## Work instructions
Of the lines in the entries below, state how many hold the word "tegishli". Say nothing else.

## Source data

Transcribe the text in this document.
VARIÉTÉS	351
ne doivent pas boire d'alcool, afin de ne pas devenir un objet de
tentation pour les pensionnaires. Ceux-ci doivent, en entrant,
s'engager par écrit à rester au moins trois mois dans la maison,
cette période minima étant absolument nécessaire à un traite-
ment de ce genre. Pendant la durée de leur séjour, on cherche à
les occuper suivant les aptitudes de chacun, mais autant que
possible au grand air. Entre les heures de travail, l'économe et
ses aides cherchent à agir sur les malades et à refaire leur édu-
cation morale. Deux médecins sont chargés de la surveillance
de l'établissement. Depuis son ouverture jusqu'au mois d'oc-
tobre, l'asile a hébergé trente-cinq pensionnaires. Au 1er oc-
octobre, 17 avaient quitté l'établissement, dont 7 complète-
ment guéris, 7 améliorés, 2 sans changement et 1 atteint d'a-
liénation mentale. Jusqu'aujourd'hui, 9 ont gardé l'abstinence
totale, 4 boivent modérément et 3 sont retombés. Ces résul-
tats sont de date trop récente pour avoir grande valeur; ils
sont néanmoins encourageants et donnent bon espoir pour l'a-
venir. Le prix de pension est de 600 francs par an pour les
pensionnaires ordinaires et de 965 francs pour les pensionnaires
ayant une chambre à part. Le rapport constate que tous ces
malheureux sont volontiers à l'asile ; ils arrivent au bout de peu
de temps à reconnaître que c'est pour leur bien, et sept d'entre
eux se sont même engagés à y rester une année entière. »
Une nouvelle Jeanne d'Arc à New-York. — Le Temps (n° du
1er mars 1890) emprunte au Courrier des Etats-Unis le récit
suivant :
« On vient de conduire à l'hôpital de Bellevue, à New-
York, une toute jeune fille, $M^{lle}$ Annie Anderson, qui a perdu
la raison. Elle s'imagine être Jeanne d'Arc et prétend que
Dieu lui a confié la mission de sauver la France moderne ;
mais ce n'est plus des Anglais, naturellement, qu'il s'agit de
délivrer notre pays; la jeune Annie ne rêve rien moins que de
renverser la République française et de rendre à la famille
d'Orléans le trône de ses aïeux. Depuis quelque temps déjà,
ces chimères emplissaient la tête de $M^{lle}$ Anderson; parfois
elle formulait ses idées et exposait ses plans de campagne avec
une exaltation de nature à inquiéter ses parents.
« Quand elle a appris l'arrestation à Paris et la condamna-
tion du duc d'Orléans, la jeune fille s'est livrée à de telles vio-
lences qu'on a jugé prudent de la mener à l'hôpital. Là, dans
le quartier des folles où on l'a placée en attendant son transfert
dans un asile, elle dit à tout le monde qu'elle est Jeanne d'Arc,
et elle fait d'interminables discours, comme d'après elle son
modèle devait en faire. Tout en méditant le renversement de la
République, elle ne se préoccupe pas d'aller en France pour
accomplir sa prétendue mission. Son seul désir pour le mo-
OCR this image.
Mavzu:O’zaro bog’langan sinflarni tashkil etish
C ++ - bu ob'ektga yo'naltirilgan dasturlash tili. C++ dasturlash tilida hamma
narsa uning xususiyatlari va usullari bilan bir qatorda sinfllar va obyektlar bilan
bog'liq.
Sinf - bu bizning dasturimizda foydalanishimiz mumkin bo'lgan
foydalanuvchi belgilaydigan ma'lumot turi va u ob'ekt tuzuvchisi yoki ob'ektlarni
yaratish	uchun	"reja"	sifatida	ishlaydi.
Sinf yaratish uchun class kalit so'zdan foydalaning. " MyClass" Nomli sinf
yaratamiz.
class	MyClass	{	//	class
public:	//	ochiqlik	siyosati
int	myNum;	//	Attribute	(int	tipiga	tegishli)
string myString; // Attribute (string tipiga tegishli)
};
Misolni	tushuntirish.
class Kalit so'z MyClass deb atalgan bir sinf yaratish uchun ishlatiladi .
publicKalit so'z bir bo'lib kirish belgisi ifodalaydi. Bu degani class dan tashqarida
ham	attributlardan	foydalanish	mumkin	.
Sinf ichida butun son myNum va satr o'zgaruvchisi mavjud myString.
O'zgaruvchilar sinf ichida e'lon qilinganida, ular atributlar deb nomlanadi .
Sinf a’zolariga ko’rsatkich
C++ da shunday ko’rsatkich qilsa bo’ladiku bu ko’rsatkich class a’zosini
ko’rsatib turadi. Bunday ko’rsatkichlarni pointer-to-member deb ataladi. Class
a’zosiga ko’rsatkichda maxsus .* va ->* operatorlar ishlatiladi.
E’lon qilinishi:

## Solution to this problem
2